*Dataset records on visual material*:

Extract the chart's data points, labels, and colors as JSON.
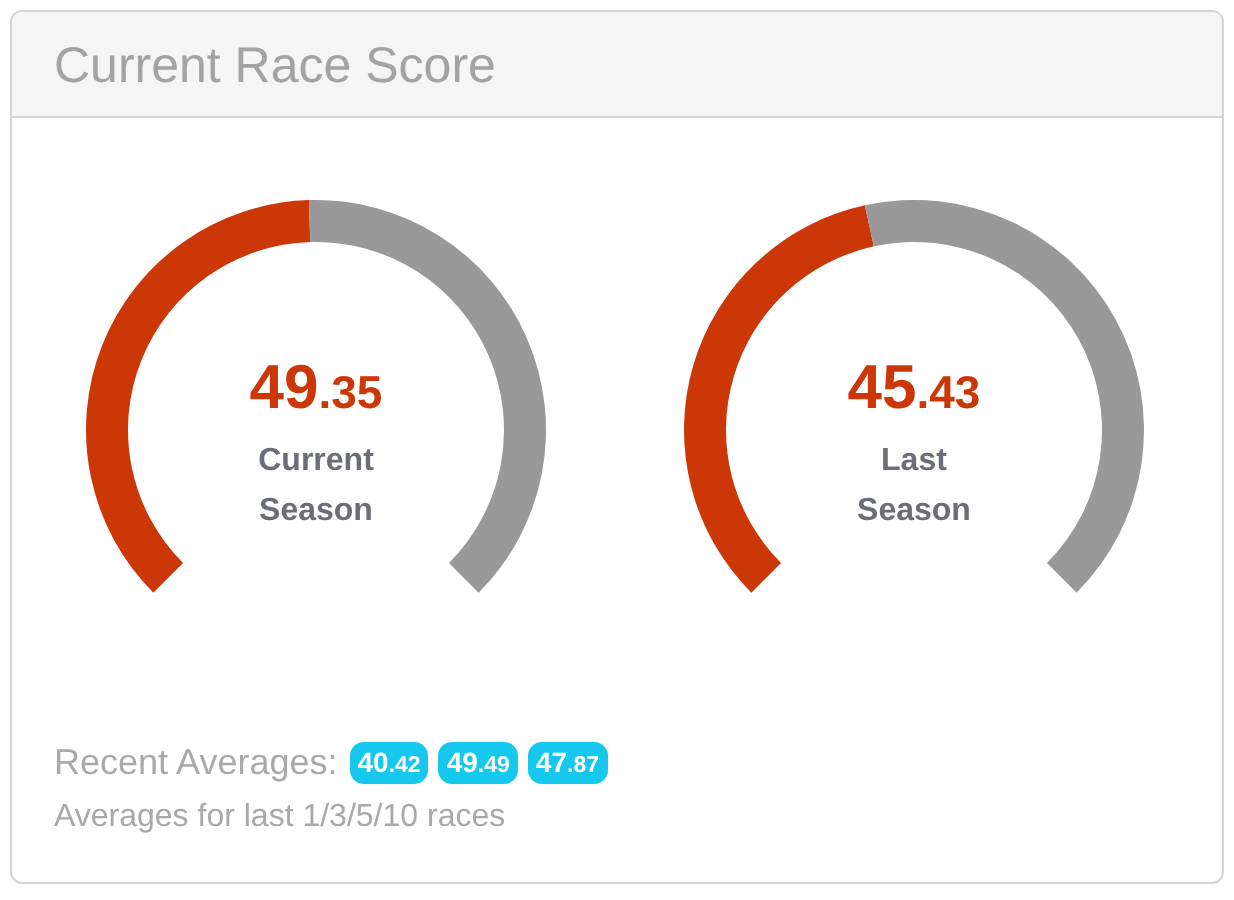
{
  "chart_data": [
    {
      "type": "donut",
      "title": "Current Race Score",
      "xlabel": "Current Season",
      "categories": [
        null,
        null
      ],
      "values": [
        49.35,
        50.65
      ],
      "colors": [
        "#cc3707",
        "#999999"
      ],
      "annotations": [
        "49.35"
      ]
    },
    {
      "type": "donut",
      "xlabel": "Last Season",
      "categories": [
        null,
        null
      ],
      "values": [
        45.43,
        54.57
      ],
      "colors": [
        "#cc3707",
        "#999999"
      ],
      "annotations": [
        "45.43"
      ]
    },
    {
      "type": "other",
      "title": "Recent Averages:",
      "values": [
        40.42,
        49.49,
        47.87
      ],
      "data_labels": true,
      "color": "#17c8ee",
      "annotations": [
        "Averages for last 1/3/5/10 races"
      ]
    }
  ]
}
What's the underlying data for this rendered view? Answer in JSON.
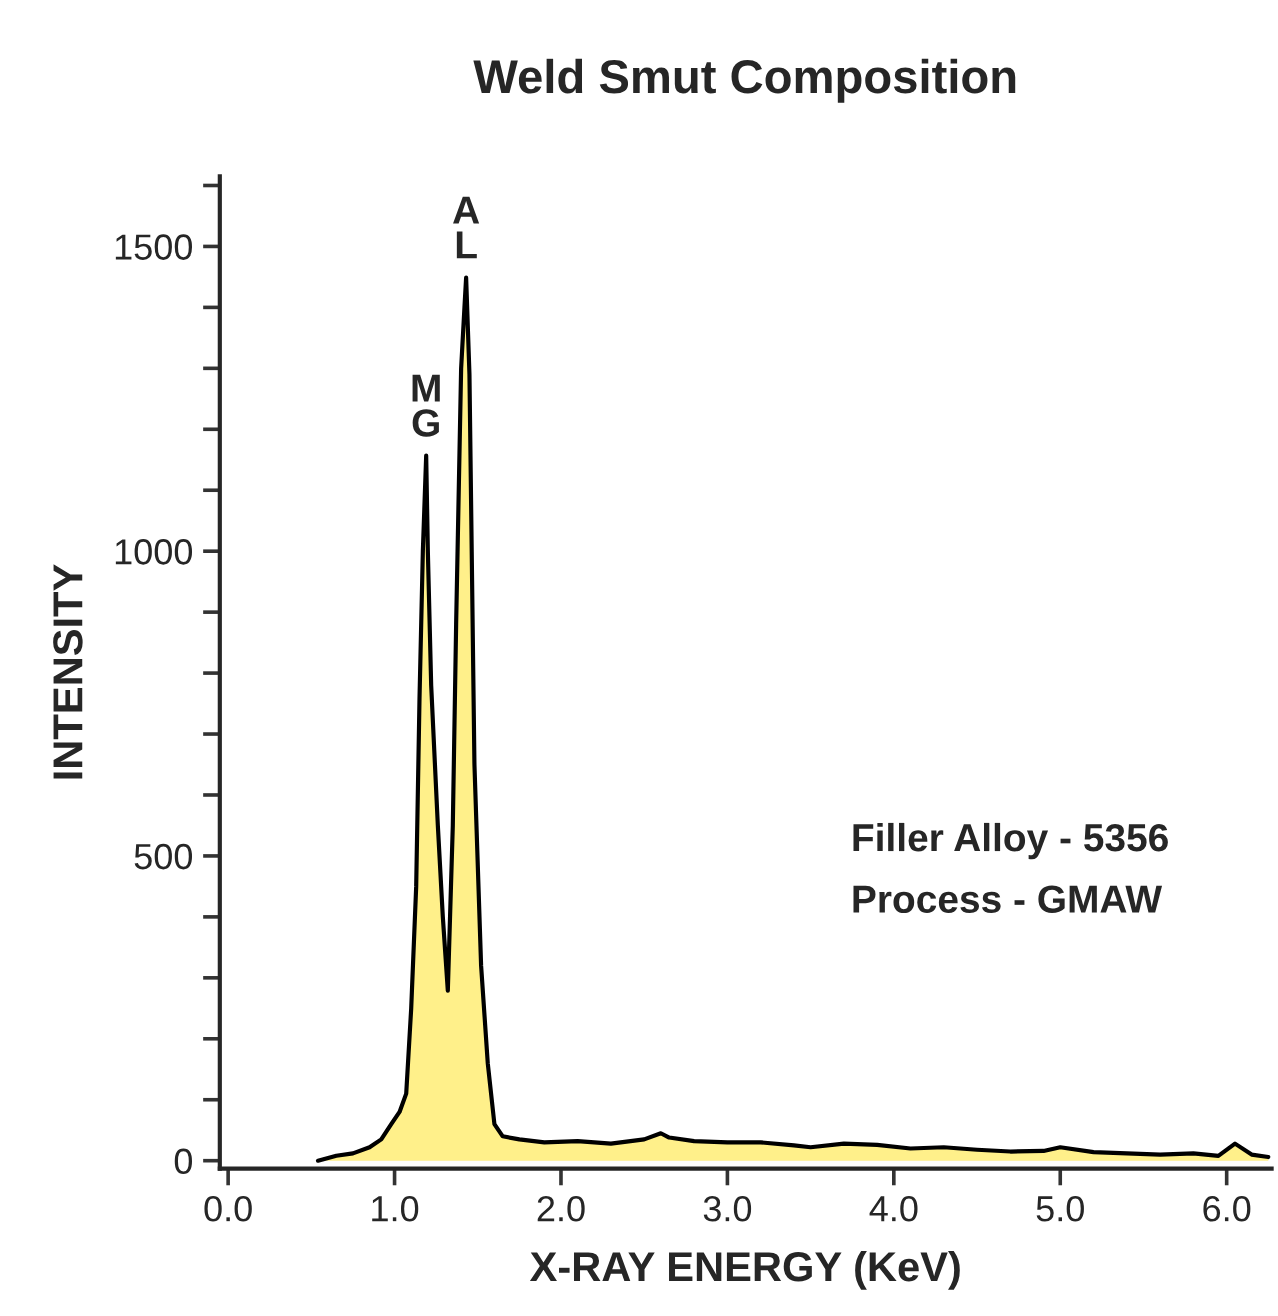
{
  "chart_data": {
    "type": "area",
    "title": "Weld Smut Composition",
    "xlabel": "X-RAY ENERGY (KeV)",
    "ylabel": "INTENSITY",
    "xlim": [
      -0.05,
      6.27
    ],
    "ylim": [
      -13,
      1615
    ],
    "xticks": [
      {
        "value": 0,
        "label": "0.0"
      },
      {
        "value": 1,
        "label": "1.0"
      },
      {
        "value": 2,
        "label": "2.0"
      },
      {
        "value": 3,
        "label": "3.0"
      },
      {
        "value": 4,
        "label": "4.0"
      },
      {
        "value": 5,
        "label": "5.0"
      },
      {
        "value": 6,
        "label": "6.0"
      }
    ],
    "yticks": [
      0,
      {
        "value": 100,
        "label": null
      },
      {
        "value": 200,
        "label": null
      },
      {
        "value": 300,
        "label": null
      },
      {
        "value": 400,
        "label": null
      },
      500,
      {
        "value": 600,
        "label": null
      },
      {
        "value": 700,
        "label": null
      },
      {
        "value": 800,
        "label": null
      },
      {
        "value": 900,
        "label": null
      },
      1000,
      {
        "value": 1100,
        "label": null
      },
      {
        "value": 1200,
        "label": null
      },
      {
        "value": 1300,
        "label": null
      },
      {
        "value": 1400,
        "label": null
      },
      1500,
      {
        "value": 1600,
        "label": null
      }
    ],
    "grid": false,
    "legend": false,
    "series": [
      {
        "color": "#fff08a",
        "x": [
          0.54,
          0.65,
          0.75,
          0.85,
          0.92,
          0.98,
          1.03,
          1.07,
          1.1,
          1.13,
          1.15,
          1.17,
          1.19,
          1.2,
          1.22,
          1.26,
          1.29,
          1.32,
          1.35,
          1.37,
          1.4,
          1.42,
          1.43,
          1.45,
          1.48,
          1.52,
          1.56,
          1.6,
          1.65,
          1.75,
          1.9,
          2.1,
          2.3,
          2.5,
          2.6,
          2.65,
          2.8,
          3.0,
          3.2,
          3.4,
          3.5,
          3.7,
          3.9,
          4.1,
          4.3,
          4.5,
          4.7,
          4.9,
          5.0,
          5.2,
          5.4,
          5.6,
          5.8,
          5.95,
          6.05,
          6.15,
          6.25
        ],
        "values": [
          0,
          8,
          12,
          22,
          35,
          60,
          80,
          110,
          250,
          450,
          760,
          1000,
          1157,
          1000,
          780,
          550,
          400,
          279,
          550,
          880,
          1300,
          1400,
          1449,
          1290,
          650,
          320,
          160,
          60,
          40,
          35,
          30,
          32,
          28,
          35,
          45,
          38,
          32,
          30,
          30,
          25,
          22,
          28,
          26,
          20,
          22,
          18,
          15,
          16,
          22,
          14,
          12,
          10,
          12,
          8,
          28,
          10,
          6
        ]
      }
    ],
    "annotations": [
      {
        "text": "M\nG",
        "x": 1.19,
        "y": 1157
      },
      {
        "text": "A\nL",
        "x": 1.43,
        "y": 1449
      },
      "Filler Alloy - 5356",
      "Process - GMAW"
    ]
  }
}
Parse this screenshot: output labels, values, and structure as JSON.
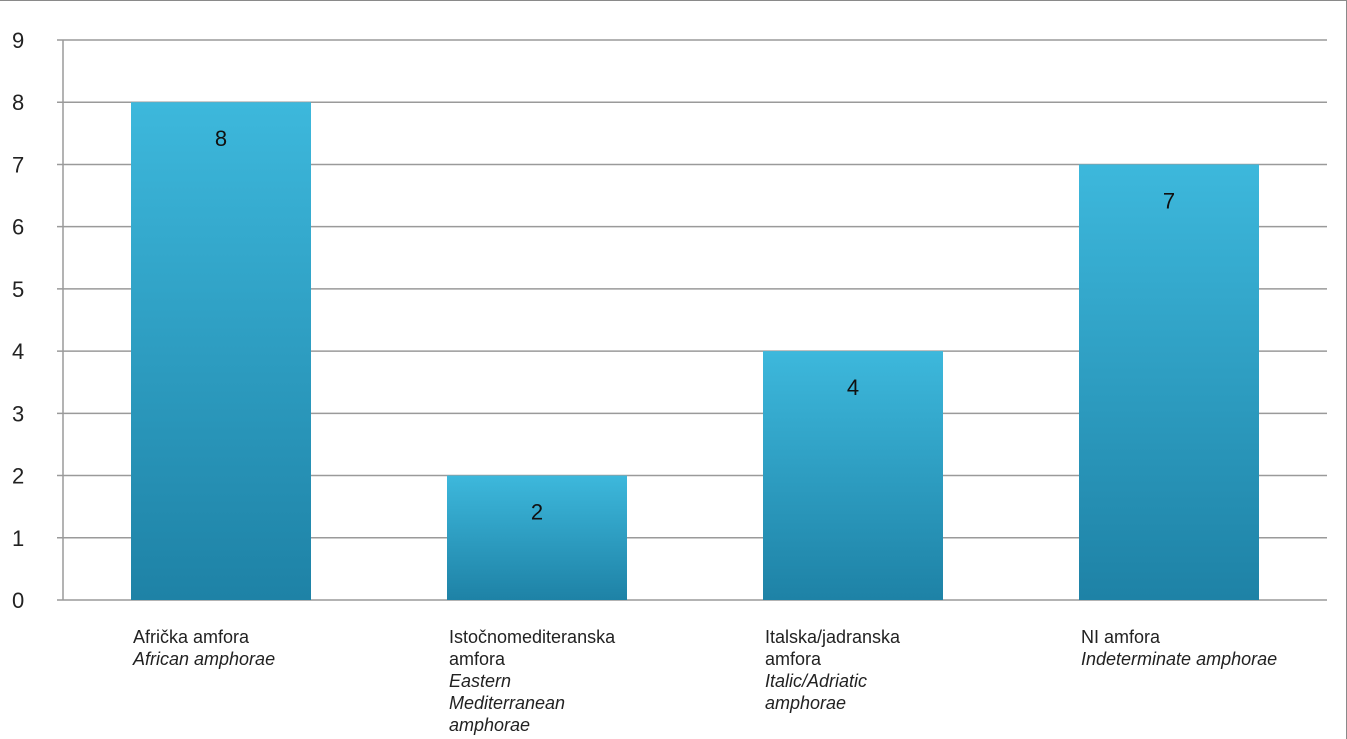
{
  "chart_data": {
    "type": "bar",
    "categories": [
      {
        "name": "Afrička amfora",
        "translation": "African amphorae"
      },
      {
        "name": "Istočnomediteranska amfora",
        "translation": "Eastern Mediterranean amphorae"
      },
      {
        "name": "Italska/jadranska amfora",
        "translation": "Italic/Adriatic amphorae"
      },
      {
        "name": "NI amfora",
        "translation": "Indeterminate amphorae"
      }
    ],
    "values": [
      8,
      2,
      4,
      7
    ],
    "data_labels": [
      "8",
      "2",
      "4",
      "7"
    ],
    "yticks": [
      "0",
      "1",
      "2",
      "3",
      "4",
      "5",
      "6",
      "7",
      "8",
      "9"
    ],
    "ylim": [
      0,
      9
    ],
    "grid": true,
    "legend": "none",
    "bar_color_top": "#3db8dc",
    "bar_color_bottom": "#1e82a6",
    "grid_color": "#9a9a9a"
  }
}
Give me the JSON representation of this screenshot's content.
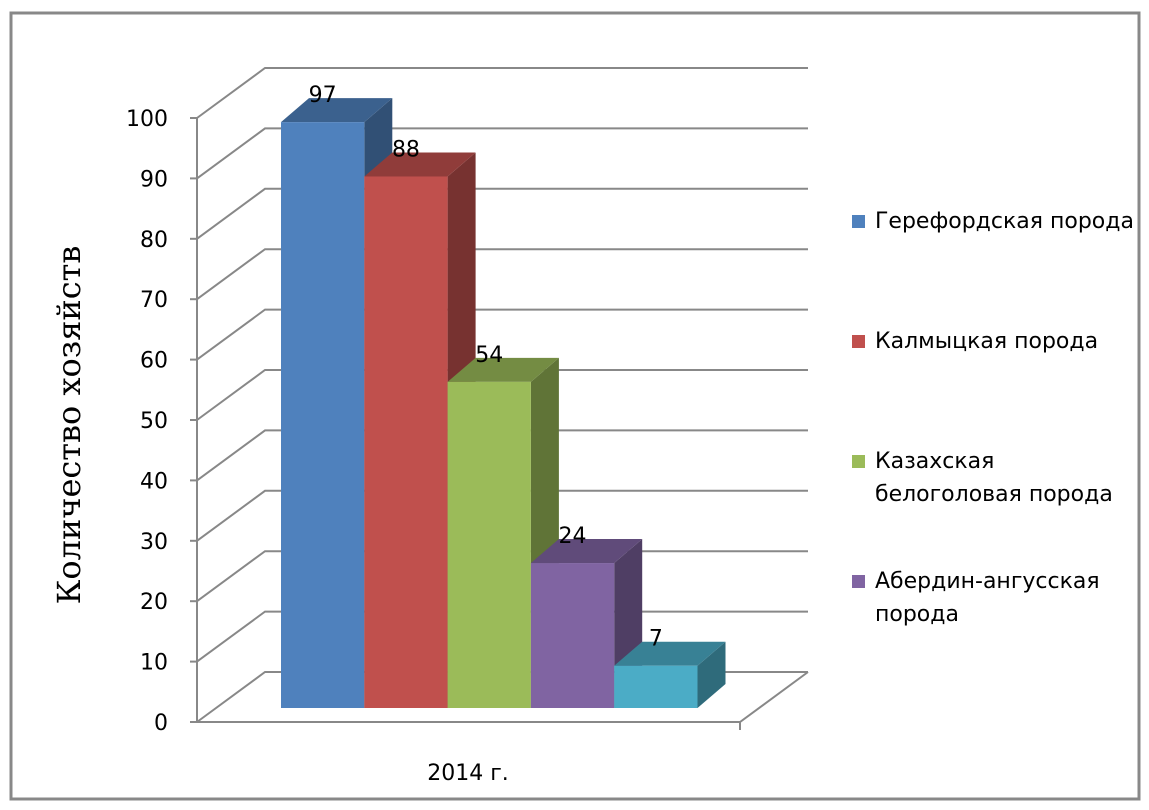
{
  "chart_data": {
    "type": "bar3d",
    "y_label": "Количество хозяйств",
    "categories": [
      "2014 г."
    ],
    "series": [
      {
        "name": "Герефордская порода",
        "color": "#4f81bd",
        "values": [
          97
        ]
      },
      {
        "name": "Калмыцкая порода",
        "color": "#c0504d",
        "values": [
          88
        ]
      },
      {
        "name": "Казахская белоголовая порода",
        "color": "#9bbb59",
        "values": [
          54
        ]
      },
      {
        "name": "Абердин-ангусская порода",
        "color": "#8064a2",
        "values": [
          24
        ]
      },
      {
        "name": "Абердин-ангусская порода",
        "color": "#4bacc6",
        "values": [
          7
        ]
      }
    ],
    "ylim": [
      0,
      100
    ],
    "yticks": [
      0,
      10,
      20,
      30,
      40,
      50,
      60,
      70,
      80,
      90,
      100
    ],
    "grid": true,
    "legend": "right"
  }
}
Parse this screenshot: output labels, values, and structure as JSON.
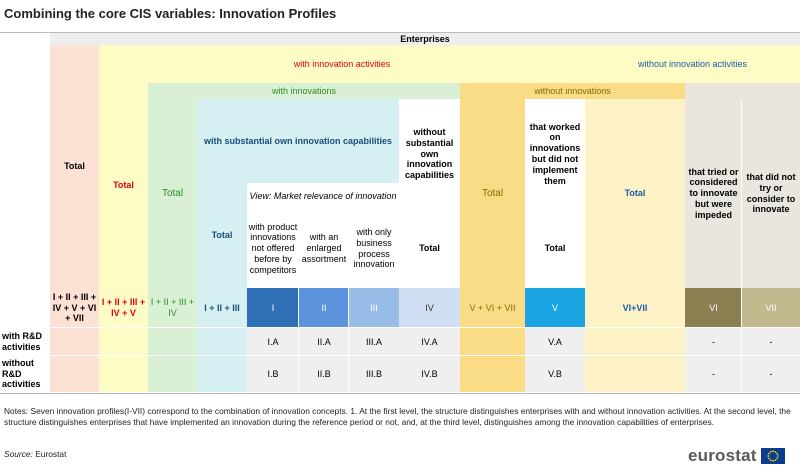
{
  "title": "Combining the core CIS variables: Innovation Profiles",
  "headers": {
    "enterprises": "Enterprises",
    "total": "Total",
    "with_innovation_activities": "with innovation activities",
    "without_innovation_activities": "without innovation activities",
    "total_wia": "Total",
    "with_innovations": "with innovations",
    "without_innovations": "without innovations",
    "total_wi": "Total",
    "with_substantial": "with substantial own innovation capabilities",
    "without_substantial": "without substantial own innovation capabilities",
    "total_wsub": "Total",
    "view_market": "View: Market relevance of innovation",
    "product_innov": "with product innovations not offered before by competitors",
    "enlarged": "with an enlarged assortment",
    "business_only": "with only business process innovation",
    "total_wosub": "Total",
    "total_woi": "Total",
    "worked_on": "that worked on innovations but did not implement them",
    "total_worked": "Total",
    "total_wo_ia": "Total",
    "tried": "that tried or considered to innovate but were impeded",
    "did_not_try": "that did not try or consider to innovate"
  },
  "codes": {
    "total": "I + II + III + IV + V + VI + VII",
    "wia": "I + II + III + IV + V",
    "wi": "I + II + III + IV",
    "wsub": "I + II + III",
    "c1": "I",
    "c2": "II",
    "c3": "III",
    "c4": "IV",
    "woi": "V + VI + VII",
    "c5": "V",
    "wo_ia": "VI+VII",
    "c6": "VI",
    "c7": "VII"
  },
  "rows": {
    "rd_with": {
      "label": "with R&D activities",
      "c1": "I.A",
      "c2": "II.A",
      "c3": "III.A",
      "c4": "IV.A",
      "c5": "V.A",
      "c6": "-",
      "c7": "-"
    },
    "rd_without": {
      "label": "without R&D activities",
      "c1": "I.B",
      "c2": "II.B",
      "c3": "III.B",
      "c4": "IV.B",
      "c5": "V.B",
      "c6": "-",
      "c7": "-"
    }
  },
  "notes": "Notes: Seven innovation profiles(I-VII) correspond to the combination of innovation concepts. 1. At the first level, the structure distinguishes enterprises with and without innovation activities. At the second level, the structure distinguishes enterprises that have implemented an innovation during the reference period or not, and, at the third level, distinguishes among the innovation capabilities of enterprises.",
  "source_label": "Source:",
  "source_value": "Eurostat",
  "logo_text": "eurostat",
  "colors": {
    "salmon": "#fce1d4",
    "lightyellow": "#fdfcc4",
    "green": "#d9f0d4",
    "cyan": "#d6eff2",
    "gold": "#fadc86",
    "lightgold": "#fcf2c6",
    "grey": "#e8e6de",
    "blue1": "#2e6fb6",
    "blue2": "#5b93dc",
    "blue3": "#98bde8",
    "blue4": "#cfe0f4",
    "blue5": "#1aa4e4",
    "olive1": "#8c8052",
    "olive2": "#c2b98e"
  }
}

*Written request*: Count how many lines of the material hold the string "type". Give the number and nothing more.

*Answer*: 6